(Extracts from a graphics dataset)
[Begin]

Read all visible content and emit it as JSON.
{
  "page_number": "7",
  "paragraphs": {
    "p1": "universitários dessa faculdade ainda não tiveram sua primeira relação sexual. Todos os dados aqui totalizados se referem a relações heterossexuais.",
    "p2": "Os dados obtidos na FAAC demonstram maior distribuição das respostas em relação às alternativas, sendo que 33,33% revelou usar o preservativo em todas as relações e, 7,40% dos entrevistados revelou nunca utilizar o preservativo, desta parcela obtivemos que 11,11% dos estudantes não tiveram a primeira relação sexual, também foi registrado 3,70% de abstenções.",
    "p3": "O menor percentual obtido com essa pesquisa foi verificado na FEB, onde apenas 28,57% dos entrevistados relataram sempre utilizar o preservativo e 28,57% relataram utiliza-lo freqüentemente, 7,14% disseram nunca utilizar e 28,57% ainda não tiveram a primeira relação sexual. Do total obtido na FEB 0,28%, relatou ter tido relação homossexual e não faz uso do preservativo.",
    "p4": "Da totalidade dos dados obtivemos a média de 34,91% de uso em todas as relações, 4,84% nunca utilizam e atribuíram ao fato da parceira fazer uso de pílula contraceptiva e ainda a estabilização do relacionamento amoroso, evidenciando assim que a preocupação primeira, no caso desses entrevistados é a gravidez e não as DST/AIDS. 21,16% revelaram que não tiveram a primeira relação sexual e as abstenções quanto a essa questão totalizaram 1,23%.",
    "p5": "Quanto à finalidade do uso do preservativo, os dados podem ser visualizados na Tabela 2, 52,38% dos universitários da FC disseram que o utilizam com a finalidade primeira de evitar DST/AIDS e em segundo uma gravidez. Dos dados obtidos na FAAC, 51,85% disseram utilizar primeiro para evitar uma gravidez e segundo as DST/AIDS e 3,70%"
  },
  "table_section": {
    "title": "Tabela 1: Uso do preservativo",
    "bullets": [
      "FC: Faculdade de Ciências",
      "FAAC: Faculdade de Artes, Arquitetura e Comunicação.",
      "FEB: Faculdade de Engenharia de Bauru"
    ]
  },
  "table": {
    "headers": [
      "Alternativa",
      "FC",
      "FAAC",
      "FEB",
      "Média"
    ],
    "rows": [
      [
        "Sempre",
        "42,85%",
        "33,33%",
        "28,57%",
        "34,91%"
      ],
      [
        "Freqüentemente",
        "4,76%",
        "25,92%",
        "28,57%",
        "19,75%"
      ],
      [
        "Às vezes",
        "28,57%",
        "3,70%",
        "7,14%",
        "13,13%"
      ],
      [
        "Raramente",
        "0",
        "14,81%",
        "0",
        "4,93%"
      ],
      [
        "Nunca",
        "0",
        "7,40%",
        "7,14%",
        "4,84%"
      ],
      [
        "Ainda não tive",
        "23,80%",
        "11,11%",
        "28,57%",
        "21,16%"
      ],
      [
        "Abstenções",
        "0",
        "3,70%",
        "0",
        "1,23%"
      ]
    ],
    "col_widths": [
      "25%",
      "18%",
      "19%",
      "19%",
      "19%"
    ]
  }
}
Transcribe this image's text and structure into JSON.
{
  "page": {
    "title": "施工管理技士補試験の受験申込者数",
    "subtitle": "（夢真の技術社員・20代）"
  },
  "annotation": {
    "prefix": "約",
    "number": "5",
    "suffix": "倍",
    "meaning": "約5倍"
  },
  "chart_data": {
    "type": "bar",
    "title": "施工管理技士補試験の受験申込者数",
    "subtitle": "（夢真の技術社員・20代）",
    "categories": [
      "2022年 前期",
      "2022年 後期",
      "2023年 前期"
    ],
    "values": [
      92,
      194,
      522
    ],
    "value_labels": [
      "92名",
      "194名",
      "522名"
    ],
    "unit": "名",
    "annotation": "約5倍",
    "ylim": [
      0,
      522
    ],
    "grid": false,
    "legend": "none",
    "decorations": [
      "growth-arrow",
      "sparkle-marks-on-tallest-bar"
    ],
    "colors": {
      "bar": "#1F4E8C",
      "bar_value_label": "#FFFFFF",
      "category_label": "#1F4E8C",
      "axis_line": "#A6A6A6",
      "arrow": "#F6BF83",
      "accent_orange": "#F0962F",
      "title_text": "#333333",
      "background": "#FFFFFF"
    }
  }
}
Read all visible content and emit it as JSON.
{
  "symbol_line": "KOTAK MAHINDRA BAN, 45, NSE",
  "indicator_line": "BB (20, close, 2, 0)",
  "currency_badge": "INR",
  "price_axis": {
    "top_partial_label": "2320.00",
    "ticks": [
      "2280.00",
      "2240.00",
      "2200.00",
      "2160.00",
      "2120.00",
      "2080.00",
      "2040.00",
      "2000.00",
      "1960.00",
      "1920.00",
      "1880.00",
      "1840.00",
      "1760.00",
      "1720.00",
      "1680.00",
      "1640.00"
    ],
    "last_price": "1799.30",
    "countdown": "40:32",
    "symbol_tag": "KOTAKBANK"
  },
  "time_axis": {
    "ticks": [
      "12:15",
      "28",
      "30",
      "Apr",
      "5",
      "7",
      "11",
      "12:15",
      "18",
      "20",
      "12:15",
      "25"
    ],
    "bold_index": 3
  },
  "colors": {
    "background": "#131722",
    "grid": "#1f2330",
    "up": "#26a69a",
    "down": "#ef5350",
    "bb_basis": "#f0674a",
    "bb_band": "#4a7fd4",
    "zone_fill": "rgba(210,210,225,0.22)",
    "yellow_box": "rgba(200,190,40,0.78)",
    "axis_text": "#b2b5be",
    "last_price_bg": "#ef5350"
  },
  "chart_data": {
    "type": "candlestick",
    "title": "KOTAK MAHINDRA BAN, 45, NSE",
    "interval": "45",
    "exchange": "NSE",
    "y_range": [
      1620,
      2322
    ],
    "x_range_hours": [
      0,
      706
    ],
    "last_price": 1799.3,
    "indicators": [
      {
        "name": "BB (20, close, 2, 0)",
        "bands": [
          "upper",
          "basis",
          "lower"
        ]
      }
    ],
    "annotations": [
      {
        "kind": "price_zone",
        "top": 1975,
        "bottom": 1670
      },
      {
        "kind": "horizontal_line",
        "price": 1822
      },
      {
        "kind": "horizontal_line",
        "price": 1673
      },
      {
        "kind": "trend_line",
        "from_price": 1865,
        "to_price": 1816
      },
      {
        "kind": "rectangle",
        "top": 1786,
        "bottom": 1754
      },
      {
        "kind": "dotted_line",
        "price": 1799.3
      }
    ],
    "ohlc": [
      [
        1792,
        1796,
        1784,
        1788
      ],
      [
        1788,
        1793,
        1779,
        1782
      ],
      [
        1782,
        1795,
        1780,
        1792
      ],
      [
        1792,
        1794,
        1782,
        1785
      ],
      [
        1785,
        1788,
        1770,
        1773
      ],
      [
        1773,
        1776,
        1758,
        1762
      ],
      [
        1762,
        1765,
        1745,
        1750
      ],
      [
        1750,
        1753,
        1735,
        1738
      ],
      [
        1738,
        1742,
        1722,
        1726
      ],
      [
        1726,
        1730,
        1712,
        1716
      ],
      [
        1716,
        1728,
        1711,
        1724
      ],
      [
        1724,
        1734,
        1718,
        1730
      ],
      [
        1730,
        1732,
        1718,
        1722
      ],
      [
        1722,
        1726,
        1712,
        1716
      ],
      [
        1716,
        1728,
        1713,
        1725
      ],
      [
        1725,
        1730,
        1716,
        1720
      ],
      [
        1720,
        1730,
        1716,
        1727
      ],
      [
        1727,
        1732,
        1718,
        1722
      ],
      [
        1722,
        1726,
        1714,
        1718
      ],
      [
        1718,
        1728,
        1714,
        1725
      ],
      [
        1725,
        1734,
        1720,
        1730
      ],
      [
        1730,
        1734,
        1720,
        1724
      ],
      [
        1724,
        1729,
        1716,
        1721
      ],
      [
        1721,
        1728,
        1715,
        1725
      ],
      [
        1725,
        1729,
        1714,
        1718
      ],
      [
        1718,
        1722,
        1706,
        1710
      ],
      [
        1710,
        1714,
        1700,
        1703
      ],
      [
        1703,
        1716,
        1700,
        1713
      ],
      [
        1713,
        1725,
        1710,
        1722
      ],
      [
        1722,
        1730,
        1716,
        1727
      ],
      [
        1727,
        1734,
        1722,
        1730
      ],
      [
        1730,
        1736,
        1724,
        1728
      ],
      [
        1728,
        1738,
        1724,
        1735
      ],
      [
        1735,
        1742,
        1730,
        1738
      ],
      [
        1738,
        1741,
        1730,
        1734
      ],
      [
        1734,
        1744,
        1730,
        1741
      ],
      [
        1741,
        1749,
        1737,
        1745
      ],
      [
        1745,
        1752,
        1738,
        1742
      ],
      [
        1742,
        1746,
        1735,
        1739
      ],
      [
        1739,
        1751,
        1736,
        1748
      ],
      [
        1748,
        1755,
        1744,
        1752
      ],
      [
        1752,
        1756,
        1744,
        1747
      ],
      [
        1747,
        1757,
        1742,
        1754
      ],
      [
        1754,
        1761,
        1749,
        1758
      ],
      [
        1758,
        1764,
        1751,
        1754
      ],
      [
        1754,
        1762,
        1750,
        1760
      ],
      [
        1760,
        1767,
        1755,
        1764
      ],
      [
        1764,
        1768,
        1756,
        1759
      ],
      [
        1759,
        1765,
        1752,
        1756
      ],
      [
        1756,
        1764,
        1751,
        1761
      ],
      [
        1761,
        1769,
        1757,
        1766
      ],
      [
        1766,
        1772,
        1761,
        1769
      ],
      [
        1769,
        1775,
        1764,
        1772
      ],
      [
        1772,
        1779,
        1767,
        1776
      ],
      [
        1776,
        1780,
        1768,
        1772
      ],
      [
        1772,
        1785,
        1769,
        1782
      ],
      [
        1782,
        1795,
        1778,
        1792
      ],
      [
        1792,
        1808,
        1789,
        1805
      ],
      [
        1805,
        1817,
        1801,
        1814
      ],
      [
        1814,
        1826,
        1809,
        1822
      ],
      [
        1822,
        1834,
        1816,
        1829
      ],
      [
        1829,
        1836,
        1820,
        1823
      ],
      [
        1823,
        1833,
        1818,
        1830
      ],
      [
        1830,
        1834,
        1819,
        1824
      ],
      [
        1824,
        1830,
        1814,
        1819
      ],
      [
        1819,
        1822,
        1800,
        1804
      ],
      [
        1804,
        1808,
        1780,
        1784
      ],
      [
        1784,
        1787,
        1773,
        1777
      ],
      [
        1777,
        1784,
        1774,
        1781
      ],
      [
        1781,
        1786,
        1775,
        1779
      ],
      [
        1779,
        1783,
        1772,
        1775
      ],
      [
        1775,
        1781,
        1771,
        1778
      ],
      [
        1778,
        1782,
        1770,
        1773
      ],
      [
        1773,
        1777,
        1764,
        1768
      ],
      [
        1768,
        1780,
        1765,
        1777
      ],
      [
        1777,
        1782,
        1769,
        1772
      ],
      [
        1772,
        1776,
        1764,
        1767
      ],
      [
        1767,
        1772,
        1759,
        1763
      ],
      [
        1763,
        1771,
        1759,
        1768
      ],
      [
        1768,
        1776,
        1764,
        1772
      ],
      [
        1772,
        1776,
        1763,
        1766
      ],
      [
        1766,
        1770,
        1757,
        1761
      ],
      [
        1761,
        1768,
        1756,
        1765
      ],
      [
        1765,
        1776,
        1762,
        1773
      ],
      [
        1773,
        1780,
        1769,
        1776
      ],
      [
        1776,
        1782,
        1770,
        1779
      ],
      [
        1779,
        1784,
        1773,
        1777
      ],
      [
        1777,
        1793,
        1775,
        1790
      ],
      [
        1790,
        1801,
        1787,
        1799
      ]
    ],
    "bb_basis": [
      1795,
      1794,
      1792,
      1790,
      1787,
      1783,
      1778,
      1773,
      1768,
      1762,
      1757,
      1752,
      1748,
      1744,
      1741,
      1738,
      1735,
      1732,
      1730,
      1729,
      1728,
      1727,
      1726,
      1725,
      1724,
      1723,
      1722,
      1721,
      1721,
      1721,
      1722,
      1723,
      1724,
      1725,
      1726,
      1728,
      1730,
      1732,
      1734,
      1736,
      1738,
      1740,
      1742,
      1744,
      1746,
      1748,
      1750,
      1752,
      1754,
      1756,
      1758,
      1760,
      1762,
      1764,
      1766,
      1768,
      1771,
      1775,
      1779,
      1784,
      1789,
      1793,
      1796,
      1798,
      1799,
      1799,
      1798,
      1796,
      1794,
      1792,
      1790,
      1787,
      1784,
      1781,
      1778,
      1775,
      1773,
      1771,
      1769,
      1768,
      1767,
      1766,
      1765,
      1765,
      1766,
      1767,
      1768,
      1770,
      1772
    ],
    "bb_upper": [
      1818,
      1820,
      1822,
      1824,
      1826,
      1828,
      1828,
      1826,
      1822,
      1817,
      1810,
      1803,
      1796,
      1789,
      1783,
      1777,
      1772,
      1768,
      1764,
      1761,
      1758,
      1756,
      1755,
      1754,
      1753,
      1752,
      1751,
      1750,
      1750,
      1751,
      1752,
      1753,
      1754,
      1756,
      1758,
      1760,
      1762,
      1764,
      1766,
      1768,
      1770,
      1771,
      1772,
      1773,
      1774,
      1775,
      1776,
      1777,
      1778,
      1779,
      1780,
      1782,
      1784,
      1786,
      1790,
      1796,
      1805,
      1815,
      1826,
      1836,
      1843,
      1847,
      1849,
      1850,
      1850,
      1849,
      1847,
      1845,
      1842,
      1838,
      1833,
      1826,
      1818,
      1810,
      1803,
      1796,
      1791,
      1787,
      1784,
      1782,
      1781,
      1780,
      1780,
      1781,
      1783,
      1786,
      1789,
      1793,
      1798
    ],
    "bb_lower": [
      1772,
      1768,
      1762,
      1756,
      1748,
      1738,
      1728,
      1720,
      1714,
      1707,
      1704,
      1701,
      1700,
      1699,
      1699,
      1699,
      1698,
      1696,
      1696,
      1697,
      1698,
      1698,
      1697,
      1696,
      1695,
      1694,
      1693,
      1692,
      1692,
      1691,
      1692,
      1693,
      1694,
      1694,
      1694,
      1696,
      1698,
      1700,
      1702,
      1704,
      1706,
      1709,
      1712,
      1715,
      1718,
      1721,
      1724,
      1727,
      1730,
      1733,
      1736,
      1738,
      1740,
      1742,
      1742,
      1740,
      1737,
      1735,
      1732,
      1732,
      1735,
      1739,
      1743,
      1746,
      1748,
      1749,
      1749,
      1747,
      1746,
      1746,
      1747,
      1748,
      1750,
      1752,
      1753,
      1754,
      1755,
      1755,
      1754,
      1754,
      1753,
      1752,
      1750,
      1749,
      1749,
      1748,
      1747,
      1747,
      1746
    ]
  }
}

[End]

• **Task description**
How many lines in the listing contain "subtitle"? Answer with the number alone.

• **Exercise response**
2